* _Problem_
Copy every line of the following data that includes the string "text".

* _Provided material_
—————
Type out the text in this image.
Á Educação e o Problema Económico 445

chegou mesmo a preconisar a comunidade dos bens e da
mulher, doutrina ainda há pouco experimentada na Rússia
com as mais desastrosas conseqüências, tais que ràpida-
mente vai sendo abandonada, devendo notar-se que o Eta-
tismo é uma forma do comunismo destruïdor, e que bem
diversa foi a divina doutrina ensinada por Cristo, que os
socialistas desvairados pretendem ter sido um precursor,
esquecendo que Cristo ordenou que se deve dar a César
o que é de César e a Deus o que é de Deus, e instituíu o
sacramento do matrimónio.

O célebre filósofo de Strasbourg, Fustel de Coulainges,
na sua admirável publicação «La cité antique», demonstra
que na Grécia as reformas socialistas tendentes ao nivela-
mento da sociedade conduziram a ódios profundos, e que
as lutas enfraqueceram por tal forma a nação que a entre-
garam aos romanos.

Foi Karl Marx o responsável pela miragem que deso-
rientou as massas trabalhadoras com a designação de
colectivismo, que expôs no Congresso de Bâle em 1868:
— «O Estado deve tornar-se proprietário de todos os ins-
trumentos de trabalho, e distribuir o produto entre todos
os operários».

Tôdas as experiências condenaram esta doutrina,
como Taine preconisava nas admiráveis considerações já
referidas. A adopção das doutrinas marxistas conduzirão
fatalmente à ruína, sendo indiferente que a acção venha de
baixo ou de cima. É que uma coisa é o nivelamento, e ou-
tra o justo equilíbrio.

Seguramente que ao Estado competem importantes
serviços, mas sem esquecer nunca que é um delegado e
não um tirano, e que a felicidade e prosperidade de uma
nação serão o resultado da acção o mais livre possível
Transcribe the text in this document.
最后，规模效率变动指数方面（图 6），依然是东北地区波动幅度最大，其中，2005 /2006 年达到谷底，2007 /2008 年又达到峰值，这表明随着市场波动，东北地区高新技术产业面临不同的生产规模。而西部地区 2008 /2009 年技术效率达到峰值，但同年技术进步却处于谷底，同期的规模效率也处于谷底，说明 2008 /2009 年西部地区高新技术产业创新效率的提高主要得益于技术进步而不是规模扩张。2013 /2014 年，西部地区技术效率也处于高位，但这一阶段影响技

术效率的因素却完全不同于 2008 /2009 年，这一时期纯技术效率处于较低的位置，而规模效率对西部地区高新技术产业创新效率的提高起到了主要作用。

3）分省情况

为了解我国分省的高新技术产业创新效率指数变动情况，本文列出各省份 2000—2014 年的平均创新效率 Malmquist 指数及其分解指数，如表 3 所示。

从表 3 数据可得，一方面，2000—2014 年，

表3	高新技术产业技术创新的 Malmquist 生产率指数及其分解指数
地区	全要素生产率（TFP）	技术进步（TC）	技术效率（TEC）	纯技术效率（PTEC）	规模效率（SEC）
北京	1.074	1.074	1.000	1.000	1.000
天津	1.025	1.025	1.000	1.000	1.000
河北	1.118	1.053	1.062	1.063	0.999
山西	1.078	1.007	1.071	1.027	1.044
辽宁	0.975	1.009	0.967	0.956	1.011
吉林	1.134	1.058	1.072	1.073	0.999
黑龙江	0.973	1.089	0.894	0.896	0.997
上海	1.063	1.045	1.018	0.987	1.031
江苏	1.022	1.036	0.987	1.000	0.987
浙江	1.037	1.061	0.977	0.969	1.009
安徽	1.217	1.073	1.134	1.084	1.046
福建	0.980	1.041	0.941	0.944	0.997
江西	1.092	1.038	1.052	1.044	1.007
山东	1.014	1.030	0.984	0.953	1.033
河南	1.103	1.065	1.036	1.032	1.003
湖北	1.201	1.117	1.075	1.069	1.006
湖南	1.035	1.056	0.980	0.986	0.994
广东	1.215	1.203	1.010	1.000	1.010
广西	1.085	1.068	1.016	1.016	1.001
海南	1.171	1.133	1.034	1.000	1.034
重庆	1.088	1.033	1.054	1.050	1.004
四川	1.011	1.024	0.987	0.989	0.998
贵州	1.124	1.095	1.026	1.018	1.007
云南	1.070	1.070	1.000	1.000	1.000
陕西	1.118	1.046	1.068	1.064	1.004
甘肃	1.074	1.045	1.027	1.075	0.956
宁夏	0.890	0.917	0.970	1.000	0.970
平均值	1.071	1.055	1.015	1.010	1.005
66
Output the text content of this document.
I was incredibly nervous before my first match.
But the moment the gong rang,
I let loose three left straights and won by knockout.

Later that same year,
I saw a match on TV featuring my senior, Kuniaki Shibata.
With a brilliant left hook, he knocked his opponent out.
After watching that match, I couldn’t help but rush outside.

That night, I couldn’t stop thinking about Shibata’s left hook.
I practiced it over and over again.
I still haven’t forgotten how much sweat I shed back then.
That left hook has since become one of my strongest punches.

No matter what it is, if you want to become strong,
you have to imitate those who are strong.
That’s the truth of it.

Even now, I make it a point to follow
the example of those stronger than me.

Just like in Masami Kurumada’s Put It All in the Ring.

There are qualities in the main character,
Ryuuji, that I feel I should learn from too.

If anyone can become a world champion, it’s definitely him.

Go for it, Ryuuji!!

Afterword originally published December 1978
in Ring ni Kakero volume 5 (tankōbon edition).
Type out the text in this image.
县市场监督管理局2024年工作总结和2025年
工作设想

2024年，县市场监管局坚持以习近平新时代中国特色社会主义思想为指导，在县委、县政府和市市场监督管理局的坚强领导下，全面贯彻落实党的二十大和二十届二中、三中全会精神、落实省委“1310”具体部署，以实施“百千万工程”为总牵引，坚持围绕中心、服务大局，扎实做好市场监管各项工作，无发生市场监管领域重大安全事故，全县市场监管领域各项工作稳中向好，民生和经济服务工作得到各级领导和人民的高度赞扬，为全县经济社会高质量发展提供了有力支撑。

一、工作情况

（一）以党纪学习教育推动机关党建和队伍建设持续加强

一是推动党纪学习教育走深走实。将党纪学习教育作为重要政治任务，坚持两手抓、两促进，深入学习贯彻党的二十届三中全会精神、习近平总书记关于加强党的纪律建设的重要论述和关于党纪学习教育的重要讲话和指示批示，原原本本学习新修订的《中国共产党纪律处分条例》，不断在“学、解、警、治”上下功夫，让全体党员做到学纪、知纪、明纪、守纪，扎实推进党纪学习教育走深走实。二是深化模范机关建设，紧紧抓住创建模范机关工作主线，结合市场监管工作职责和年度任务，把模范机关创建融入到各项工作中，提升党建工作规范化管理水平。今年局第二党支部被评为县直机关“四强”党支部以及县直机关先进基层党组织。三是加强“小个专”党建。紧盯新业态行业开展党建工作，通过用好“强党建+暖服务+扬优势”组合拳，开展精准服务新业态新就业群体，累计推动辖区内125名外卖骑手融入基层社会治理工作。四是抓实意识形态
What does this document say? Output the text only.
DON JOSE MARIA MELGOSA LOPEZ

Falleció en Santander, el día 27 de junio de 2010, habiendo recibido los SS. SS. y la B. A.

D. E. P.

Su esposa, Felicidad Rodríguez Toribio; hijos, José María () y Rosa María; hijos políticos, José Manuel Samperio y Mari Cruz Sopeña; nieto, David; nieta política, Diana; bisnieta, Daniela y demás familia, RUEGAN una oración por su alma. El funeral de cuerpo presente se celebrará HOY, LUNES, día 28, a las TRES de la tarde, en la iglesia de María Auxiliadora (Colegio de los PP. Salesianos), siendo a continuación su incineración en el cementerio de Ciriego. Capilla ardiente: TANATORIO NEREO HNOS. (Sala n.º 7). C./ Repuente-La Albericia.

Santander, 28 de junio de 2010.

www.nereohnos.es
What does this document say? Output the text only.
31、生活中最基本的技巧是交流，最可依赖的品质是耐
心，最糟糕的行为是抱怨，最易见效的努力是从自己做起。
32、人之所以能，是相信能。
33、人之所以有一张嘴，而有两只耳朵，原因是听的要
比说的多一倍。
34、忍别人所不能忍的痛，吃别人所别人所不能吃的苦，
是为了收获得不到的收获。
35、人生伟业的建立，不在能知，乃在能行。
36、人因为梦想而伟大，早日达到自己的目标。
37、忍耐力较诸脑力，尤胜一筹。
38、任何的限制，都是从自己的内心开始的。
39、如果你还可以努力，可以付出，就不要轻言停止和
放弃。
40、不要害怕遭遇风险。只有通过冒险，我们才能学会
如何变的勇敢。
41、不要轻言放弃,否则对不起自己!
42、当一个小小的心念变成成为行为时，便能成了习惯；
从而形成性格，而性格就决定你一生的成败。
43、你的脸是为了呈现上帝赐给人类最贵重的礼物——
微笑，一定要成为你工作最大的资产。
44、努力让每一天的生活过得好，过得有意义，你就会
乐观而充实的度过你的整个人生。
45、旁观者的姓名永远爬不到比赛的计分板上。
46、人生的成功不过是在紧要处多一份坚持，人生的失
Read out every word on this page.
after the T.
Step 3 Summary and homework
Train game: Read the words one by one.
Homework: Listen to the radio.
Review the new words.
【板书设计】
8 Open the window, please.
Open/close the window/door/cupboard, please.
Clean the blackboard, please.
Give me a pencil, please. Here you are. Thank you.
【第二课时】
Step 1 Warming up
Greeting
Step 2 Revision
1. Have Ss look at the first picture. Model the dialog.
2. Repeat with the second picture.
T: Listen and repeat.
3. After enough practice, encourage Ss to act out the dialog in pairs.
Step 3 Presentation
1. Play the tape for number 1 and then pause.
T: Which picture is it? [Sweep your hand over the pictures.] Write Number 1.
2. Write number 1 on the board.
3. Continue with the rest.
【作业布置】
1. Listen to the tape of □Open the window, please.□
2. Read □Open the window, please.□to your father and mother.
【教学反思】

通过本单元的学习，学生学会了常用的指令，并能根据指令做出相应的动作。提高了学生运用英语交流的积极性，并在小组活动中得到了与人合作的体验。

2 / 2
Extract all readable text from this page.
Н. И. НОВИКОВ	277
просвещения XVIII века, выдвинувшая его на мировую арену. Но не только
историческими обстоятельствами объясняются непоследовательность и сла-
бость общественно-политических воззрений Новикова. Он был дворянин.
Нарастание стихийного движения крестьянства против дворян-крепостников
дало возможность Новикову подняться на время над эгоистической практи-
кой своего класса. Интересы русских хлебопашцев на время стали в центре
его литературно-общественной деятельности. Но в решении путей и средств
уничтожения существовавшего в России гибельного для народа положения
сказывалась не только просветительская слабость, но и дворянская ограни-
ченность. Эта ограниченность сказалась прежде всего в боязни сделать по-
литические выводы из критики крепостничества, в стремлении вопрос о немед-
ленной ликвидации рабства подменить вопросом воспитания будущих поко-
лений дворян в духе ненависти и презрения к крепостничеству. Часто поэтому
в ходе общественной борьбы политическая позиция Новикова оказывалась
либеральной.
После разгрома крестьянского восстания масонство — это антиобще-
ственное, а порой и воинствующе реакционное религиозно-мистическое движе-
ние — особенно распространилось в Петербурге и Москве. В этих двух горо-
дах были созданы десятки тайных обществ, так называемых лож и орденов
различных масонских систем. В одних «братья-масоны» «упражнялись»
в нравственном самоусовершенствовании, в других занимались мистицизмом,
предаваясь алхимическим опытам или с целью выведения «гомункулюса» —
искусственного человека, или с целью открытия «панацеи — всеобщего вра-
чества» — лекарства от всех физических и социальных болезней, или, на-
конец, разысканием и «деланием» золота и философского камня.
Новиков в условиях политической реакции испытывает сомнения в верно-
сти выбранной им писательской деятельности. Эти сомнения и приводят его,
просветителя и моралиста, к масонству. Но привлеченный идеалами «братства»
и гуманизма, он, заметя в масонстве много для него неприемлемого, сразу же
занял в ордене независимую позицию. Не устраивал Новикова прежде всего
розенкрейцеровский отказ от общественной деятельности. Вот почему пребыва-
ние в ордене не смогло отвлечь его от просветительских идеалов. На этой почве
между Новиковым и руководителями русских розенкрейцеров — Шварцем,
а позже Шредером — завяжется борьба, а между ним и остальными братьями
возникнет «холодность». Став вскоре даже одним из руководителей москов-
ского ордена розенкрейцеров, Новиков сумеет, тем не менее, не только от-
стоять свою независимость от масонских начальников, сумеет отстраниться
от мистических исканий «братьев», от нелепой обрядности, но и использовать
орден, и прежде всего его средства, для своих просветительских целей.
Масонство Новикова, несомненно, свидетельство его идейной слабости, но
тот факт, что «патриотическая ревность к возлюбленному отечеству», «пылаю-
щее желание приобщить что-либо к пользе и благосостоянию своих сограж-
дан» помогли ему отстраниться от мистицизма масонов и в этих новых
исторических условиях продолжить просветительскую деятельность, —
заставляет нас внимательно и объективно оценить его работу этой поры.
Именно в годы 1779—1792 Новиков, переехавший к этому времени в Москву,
—————
* _Answer to the problem_
Type out the text in this image.
Transcribe the text in this document.
Output the text content of this document.
Type out the text in this image.
What does this document say? Output the text only.
What does this document say? Output the text only.
Extract all readable text from this page.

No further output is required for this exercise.